Lines containing the string "вимірювання" are to be collected in full.

-- DATA EXCERPTS start --

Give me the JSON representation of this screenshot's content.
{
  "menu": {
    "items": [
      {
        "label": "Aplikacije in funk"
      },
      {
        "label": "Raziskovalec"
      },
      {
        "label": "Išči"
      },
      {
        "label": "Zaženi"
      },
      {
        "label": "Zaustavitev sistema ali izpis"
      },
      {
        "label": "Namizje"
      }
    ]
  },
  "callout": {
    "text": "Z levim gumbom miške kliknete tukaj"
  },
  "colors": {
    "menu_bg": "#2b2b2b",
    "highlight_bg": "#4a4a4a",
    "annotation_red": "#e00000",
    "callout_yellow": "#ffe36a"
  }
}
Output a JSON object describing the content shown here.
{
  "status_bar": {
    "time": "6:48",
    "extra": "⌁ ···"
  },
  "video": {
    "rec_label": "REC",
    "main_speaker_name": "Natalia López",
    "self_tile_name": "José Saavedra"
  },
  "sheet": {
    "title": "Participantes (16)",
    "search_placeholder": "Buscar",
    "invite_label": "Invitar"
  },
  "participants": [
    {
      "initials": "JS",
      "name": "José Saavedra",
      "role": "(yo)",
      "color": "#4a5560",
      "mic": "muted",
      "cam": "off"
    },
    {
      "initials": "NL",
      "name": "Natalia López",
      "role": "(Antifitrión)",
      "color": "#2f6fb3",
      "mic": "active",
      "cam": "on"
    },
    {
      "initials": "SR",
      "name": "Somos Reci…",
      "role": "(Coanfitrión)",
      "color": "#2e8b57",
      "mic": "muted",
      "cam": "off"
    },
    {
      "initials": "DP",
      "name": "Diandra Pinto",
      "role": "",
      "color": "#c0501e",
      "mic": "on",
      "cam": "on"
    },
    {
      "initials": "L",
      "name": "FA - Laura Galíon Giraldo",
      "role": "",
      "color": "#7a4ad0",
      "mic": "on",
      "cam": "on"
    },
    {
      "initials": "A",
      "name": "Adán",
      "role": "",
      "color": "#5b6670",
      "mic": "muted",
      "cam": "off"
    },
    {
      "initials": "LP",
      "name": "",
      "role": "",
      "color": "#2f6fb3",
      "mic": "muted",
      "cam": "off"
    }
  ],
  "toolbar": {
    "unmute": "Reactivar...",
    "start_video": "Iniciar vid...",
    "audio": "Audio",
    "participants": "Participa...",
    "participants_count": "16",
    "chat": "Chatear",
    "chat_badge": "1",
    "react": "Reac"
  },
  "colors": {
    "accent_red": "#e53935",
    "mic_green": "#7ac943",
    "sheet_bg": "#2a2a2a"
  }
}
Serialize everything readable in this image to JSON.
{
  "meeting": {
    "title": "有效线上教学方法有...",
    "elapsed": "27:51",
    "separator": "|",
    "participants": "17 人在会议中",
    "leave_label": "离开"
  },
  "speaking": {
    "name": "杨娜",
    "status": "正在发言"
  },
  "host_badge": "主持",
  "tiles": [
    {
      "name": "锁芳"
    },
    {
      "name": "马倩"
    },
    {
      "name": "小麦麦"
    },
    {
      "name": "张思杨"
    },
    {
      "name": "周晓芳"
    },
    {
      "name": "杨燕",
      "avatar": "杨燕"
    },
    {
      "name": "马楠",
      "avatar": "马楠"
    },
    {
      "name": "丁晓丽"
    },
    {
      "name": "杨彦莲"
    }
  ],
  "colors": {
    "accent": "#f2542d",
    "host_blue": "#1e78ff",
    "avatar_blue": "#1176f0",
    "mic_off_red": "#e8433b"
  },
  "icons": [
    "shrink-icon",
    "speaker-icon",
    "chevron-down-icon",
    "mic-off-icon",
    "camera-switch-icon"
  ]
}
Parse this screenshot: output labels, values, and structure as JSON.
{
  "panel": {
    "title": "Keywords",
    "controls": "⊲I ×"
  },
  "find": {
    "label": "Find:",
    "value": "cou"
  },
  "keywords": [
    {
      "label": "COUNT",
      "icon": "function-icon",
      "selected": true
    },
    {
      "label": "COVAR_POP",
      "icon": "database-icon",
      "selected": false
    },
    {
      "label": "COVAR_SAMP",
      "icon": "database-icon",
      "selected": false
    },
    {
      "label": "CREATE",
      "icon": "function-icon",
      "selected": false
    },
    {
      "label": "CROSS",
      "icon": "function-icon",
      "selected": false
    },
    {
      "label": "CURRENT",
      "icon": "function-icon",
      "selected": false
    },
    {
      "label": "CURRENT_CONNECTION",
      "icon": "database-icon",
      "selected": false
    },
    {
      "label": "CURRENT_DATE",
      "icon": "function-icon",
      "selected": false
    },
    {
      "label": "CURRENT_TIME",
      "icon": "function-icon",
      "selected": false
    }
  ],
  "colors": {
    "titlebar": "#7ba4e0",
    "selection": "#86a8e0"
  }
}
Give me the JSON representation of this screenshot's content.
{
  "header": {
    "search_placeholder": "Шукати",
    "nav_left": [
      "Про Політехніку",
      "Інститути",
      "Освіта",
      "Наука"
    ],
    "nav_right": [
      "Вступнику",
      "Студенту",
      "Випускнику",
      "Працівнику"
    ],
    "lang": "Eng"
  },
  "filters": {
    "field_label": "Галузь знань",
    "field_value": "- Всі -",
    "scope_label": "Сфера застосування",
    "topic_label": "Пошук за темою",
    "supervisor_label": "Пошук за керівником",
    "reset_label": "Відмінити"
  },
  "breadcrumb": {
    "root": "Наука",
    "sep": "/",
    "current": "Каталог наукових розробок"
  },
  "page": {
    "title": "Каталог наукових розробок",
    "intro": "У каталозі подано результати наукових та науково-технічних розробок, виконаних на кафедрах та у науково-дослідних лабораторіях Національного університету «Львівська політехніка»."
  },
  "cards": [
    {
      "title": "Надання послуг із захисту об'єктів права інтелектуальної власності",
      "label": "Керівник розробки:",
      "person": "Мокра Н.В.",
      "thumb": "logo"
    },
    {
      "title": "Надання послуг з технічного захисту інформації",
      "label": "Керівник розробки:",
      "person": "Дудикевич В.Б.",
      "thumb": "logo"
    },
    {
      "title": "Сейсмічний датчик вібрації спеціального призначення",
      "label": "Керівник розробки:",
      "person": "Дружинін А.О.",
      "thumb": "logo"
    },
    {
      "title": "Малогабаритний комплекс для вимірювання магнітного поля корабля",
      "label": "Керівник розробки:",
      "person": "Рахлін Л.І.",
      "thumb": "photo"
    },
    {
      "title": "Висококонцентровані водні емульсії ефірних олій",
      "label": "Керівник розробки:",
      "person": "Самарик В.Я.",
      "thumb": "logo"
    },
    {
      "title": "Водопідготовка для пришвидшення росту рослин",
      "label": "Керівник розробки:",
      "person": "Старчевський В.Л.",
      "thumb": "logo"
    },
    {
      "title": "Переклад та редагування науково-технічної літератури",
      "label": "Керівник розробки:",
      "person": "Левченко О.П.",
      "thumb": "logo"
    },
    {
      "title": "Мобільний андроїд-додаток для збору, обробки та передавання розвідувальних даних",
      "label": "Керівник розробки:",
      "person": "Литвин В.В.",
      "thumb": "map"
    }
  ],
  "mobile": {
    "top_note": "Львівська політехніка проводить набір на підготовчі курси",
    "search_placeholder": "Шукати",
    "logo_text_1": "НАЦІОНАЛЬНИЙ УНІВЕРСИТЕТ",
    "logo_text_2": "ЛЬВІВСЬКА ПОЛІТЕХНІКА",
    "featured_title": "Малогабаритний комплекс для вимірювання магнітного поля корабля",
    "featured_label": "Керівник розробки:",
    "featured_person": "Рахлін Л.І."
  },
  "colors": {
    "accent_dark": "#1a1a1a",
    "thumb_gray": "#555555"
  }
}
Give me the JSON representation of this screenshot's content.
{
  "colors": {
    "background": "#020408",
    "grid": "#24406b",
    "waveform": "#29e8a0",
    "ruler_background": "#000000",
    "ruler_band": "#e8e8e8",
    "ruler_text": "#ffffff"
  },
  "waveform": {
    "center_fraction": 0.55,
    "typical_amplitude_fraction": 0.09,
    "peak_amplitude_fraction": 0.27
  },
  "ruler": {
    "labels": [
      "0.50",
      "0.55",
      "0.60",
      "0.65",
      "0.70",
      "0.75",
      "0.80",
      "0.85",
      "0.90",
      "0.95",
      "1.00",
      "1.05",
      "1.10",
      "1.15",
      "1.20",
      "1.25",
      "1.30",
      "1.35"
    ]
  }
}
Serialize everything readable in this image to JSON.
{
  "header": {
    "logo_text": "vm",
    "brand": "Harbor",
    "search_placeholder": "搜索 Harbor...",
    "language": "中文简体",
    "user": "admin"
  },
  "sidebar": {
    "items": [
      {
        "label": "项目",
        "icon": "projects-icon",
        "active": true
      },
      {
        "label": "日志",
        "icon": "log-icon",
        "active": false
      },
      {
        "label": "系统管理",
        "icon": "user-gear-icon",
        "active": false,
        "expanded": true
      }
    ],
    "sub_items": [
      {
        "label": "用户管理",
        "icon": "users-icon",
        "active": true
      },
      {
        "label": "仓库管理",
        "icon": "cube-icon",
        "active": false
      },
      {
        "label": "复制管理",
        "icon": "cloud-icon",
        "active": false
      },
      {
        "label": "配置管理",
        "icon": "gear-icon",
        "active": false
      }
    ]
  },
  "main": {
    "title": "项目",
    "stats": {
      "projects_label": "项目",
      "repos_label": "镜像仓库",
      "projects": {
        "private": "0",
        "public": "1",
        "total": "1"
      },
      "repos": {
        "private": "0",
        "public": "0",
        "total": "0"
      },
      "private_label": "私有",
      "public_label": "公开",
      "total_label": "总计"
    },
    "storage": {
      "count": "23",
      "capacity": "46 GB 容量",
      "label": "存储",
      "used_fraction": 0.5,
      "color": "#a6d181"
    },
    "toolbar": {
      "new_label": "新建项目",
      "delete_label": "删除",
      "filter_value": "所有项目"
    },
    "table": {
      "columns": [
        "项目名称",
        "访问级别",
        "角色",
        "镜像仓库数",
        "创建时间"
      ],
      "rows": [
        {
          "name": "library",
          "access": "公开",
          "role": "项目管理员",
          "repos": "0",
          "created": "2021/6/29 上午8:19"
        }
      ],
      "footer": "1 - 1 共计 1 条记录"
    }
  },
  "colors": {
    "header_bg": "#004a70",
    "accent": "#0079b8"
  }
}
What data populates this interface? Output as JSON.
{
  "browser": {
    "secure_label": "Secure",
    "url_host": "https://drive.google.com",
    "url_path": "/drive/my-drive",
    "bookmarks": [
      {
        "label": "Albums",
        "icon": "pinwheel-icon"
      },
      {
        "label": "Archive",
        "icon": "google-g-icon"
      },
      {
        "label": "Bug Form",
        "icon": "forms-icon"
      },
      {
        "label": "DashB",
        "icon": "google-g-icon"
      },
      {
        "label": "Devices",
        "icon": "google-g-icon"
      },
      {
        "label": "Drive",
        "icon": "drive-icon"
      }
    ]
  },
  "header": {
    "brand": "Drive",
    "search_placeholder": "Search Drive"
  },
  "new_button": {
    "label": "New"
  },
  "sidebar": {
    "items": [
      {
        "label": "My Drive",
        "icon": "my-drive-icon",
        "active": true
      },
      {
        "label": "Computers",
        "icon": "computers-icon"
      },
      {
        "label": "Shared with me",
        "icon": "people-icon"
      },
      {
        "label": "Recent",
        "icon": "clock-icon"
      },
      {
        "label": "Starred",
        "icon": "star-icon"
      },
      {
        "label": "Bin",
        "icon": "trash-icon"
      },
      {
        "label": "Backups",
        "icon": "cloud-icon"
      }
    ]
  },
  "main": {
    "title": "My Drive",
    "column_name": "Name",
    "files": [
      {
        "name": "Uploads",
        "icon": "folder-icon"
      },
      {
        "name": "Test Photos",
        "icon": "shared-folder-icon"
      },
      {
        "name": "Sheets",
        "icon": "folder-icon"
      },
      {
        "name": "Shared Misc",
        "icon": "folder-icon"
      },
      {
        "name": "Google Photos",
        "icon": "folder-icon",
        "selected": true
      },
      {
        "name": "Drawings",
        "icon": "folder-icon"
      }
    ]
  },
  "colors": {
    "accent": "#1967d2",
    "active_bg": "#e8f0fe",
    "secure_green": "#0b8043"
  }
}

-- DATA EXCERPTS end --

*CORRECT RESPONSE*:
      "title": "Малогабаритний комплекс для вимірювання магнітного поля корабля",
    "featured_title": "Малогабаритний комплекс для вимірювання магнітного поля корабля",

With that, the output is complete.